> Problem details
Repeat the records below exactly, leaving out any pictures.

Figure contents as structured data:
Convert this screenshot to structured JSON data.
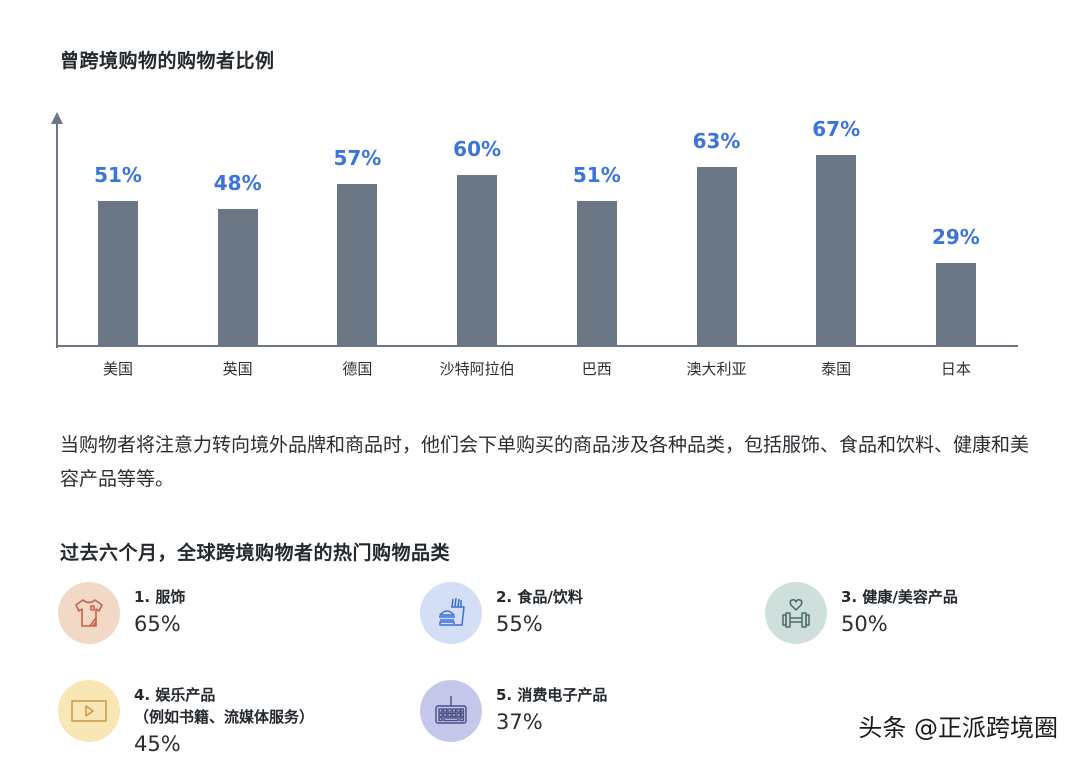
{
  "title": "曾跨境购物的购物者比例",
  "chart_data": {
    "type": "bar",
    "title": "曾跨境购物的购物者比例",
    "categories": [
      "美国",
      "英国",
      "德国",
      "沙特阿拉伯",
      "巴西",
      "澳大利亚",
      "泰国",
      "日本"
    ],
    "values": [
      51,
      48,
      57,
      60,
      51,
      63,
      67,
      29
    ],
    "value_labels": [
      "51%",
      "48%",
      "57%",
      "60%",
      "51%",
      "63%",
      "67%",
      "29%"
    ],
    "xlabel": "",
    "ylabel": "",
    "ylim": [
      0,
      80
    ],
    "grid": false,
    "legend": "none",
    "bar_color": "#6b7785",
    "label_color": "#3b74db"
  },
  "paragraph": "当购物者将注意力转向境外品牌和商品时，他们会下单购买的商品涉及各种品类，包括服饰、食品和饮料、健康和美容产品等等。",
  "subtitle": "过去六个月，全球跨境购物者的热门购物品类",
  "categories": [
    {
      "rank_name": "1. 服饰",
      "sub": "",
      "pct": "65%",
      "icon": "tshirt-icon",
      "bg": "#f1d9c6",
      "stroke": "#c7634a"
    },
    {
      "rank_name": "2. 食品/饮料",
      "sub": "",
      "pct": "55%",
      "icon": "burger-fries-icon",
      "bg": "#d4def4",
      "stroke": "#3f6fd6"
    },
    {
      "rank_name": "3. 健康/美容产品",
      "sub": "",
      "pct": "50%",
      "icon": "heart-dumbbell-icon",
      "bg": "#cfe0dc",
      "stroke": "#4a6a66"
    },
    {
      "rank_name": "4. 娱乐产品",
      "sub": "（例如书籍、流媒体服务）",
      "pct": "45%",
      "icon": "video-play-icon",
      "bg": "#f8e6b4",
      "stroke": "#c89a48"
    },
    {
      "rank_name": "5. 消费电子产品",
      "sub": "",
      "pct": "37%",
      "icon": "keyboard-icon",
      "bg": "#c5c8ea",
      "stroke": "#4a4f86"
    }
  ],
  "watermark": "头条 @正派跨境圈"
}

> Answer in full
Convert this screenshot to structured JSON data.
{
  "title": "曾跨境购物的购物者比例",
  "chart_data": {
    "type": "bar",
    "title": "曾跨境购物的购物者比例",
    "categories": [
      "美国",
      "英国",
      "德国",
      "沙特阿拉伯",
      "巴西",
      "澳大利亚",
      "泰国",
      "日本"
    ],
    "values": [
      51,
      48,
      57,
      60,
      51,
      63,
      67,
      29
    ],
    "value_labels": [
      "51%",
      "48%",
      "57%",
      "60%",
      "51%",
      "63%",
      "67%",
      "29%"
    ],
    "xlabel": "",
    "ylabel": "",
    "ylim": [
      0,
      80
    ],
    "grid": false,
    "legend": "none",
    "bar_color": "#6b7785",
    "label_color": "#3b74db"
  },
  "paragraph": "当购物者将注意力转向境外品牌和商品时，他们会下单购买的商品涉及各种品类，包括服饰、食品和饮料、健康和美容产品等等。",
  "subtitle": "过去六个月，全球跨境购物者的热门购物品类",
  "categories": [
    {
      "rank_name": "1. 服饰",
      "sub": "",
      "pct": "65%",
      "icon": "tshirt-icon",
      "bg": "#f1d9c6",
      "stroke": "#c7634a"
    },
    {
      "rank_name": "2. 食品/饮料",
      "sub": "",
      "pct": "55%",
      "icon": "burger-fries-icon",
      "bg": "#d4def4",
      "stroke": "#3f6fd6"
    },
    {
      "rank_name": "3. 健康/美容产品",
      "sub": "",
      "pct": "50%",
      "icon": "heart-dumbbell-icon",
      "bg": "#cfe0dc",
      "stroke": "#4a6a66"
    },
    {
      "rank_name": "4. 娱乐产品",
      "sub": "（例如书籍、流媒体服务）",
      "pct": "45%",
      "icon": "video-play-icon",
      "bg": "#f8e6b4",
      "stroke": "#c89a48"
    },
    {
      "rank_name": "5. 消费电子产品",
      "sub": "",
      "pct": "37%",
      "icon": "keyboard-icon",
      "bg": "#c5c8ea",
      "stroke": "#4a4f86"
    }
  ],
  "watermark": "头条 @正派跨境圈"
}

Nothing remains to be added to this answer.